GIVEN RECORDS:
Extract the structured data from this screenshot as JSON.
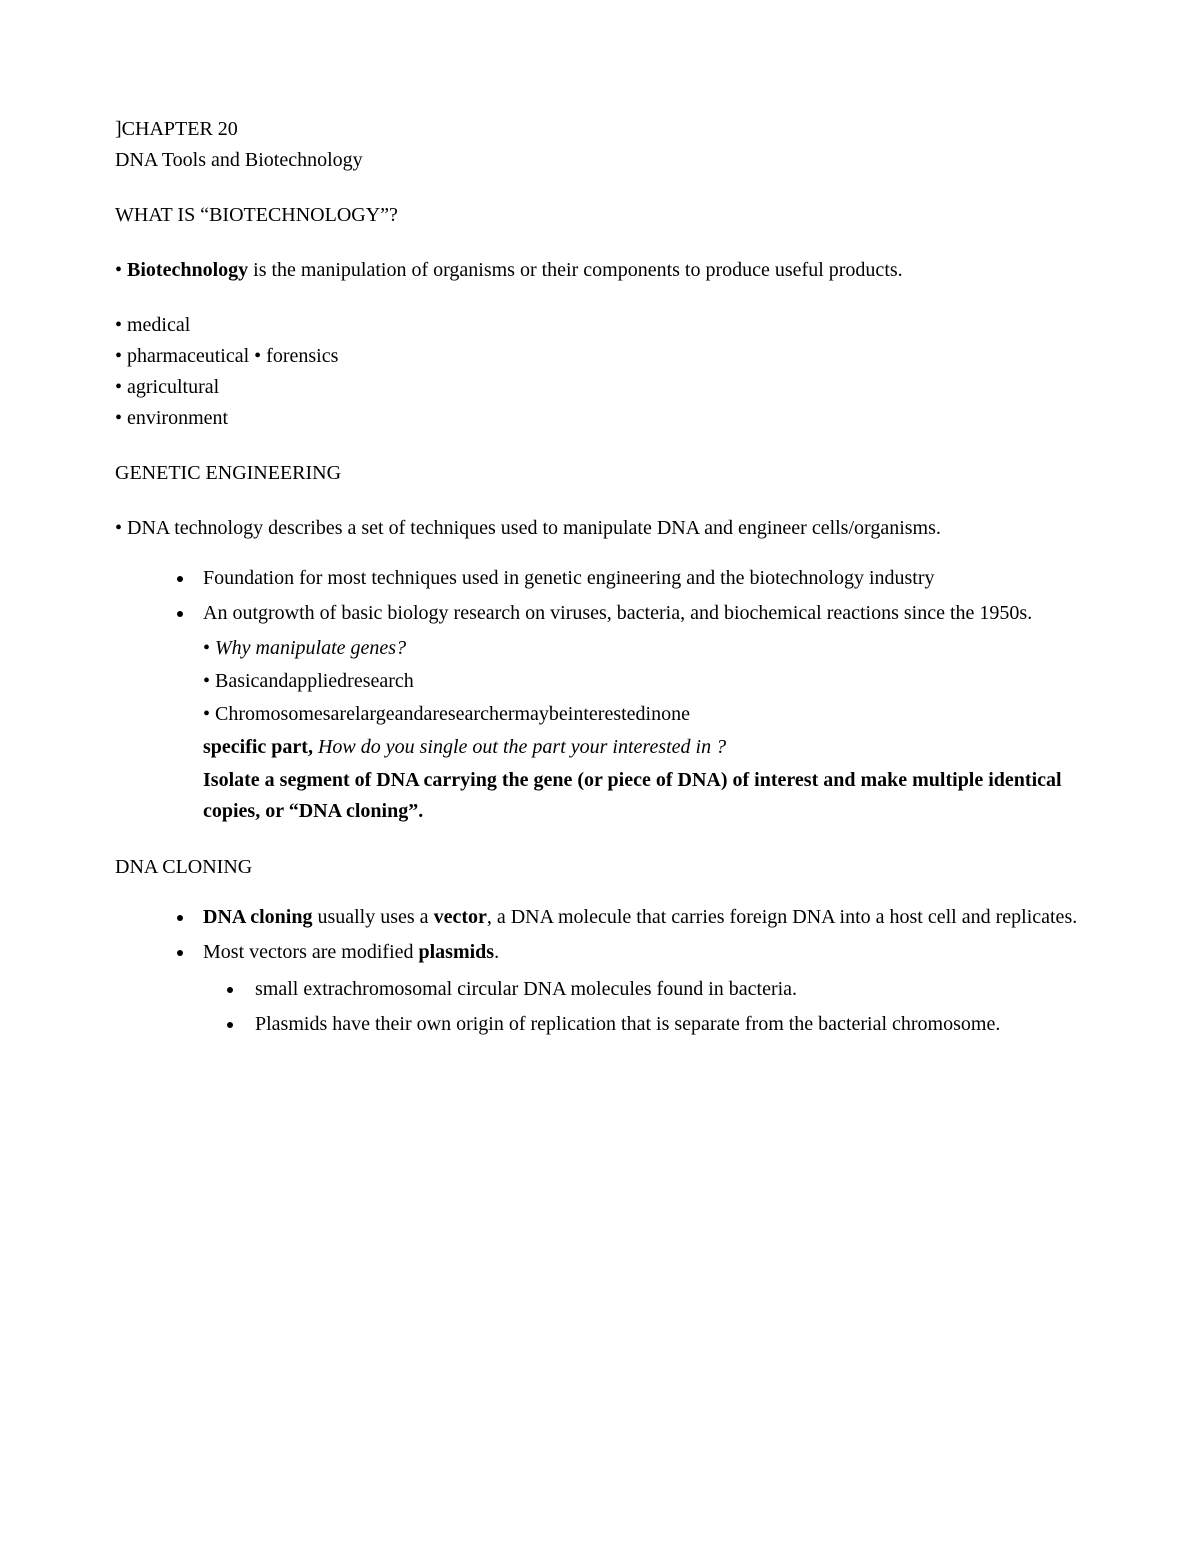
{
  "header": {
    "chapter": "]CHAPTER 20",
    "subtitle": "DNA Tools and Biotechnology"
  },
  "s1": {
    "heading": "WHAT IS “BIOTECHNOLOGY”?",
    "bullet_prefix": "• ",
    "bio_bold": "Biotechnology",
    "bio_rest": " is the manipulation of organisms or their components to produce useful products.",
    "items": {
      "i1": "• medical",
      "i2": "• pharmaceutical • forensics",
      "i3": "• agricultural",
      "i4": "• environment"
    }
  },
  "s2": {
    "heading": "GENETIC ENGINEERING",
    "intro": "• DNA technology describes a set of techniques used to manipulate DNA and engineer cells/organisms.",
    "b1": "Foundation for most techniques used in genetic engineering and the biotechnology industry",
    "b2": "An outgrowth of basic biology research on viruses, bacteria, and biochemical reactions since the 1950s.",
    "sub1_prefix": "• ",
    "sub1_italic": "Why manipulate genes?",
    "sub2": "• Basicandappliedresearch",
    "sub3": "• Chromosomesarelargeandaresearchermaybeinterestedinone",
    "sub4_bold": "specific part, ",
    "sub4_italic": "How do you single out the part your interested in ?",
    "sub5_a": "Isolate a segment of DNA carrying the gene (or piece of DNA) of interest and make multiple identical copies, or “",
    "sub5_bold": "DNA cloning",
    "sub5_b": "”."
  },
  "s3": {
    "heading": "DNA CLONING",
    "b1_bold1": "DNA cloning",
    "b1_mid": " usually uses a ",
    "b1_bold2": "vector",
    "b1_rest": ", a DNA molecule that carries foreign DNA into a host cell and replicates.",
    "b2_a": "Most vectors are modified ",
    "b2_bold": "plasmids",
    "b2_b": ".",
    "sb1": "small extrachromosomal circular DNA molecules found in bacteria.",
    "sb2": "Plasmids have their own origin of replication that is separate from the bacterial chromosome."
  }
}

PROBLEM STATEMENT:
I'd like every record printed exactly, with the pictures left out.

ANSWER:
Extract the structured data from this screenshot as JSON.
{
  "header": {
    "chapter": "]CHAPTER 20",
    "subtitle": "DNA Tools and Biotechnology"
  },
  "s1": {
    "heading": "WHAT IS “BIOTECHNOLOGY”?",
    "bullet_prefix": "• ",
    "bio_bold": "Biotechnology",
    "bio_rest": " is the manipulation of organisms or their components to produce useful products.",
    "items": {
      "i1": "• medical",
      "i2": "• pharmaceutical • forensics",
      "i3": "• agricultural",
      "i4": "• environment"
    }
  },
  "s2": {
    "heading": "GENETIC ENGINEERING",
    "intro": "• DNA technology describes a set of techniques used to manipulate DNA and engineer cells/organisms.",
    "b1": "Foundation for most techniques used in genetic engineering and the biotechnology industry",
    "b2": "An outgrowth of basic biology research on viruses, bacteria, and biochemical reactions since the 1950s.",
    "sub1_prefix": "• ",
    "sub1_italic": "Why manipulate genes?",
    "sub2": "• Basicandappliedresearch",
    "sub3": "• Chromosomesarelargeandaresearchermaybeinterestedinone",
    "sub4_bold": "specific part, ",
    "sub4_italic": "How do you single out the part your interested in ?",
    "sub5_a": "Isolate a segment of DNA carrying the gene (or piece of DNA) of interest and make multiple identical copies, or “",
    "sub5_bold": "DNA cloning",
    "sub5_b": "”."
  },
  "s3": {
    "heading": "DNA CLONING",
    "b1_bold1": "DNA cloning",
    "b1_mid": " usually uses a ",
    "b1_bold2": "vector",
    "b1_rest": ", a DNA molecule that carries foreign DNA into a host cell and replicates.",
    "b2_a": "Most vectors are modified ",
    "b2_bold": "plasmids",
    "b2_b": ".",
    "sb1": "small extrachromosomal circular DNA molecules found in bacteria.",
    "sb2": "Plasmids have their own origin of replication that is separate from the bacterial chromosome."
  }
}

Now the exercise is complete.